Items from a data source:

»»

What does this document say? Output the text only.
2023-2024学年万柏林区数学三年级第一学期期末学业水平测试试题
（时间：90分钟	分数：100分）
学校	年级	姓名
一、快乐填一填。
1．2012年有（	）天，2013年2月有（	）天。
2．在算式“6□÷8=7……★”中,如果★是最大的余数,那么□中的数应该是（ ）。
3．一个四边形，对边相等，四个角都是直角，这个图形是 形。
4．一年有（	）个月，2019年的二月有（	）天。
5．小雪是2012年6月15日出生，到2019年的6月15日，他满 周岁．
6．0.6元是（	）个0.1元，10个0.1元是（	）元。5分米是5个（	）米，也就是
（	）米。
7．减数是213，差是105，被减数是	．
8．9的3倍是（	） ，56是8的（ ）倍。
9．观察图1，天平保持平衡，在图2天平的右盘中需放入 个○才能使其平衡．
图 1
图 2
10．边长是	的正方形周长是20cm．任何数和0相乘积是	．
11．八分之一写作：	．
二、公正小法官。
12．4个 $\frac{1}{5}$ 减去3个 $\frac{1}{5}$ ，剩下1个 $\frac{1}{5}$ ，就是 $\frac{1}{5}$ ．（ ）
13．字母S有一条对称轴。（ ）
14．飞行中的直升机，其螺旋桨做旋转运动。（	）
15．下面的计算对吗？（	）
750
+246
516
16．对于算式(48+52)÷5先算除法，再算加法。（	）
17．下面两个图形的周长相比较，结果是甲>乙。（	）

««
»»

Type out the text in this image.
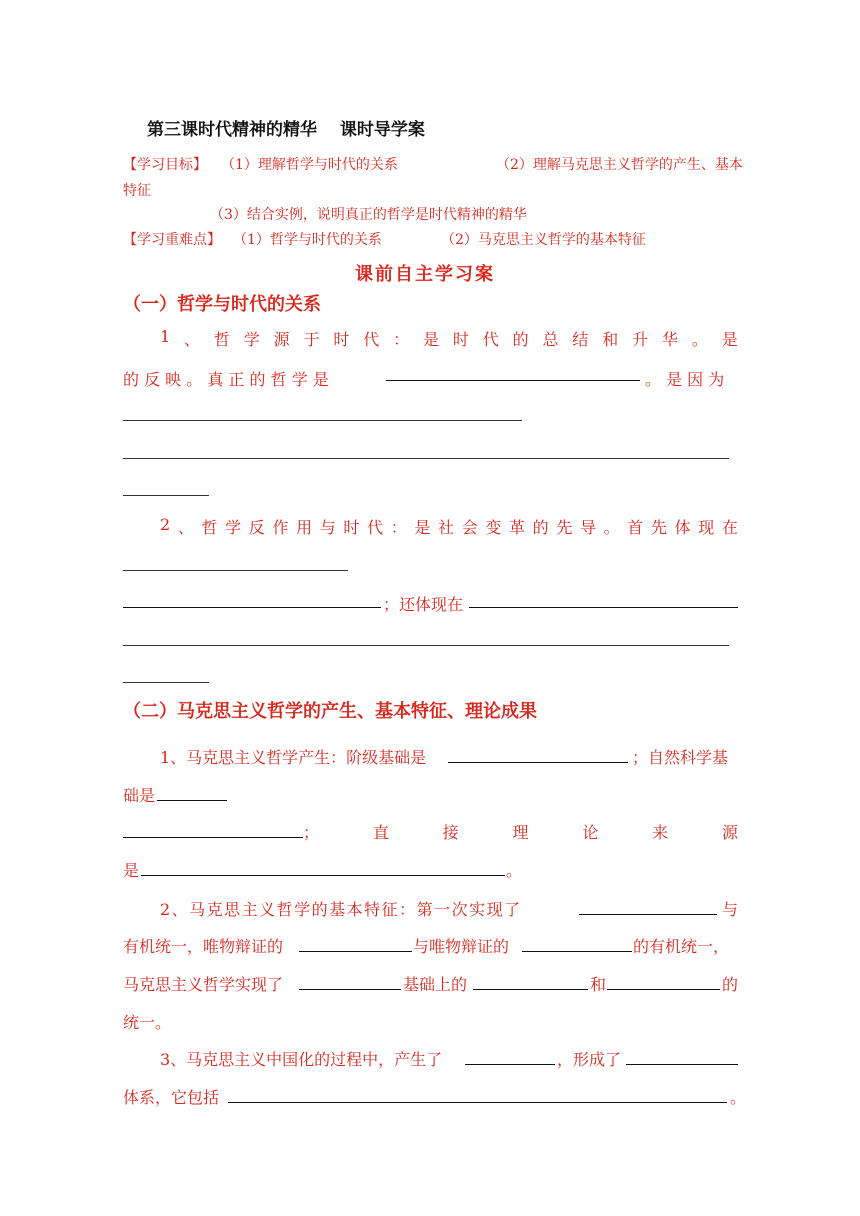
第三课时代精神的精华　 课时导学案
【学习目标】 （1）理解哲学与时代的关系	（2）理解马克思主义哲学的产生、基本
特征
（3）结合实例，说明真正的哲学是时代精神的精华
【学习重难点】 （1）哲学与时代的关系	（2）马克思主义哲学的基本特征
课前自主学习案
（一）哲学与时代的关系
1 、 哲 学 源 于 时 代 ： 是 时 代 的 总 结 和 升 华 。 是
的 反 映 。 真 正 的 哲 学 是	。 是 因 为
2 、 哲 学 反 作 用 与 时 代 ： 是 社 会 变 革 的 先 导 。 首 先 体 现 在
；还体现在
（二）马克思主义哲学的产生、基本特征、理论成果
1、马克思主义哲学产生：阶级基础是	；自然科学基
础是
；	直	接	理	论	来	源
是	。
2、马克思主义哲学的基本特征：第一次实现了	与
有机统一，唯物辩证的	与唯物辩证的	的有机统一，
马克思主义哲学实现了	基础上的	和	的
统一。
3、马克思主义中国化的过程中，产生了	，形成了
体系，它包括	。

««

Task objective: Above are the records; copy every line in them that holds the word "this".

Final answer:
What does this document say? Output the text only.
Type out the text in this image.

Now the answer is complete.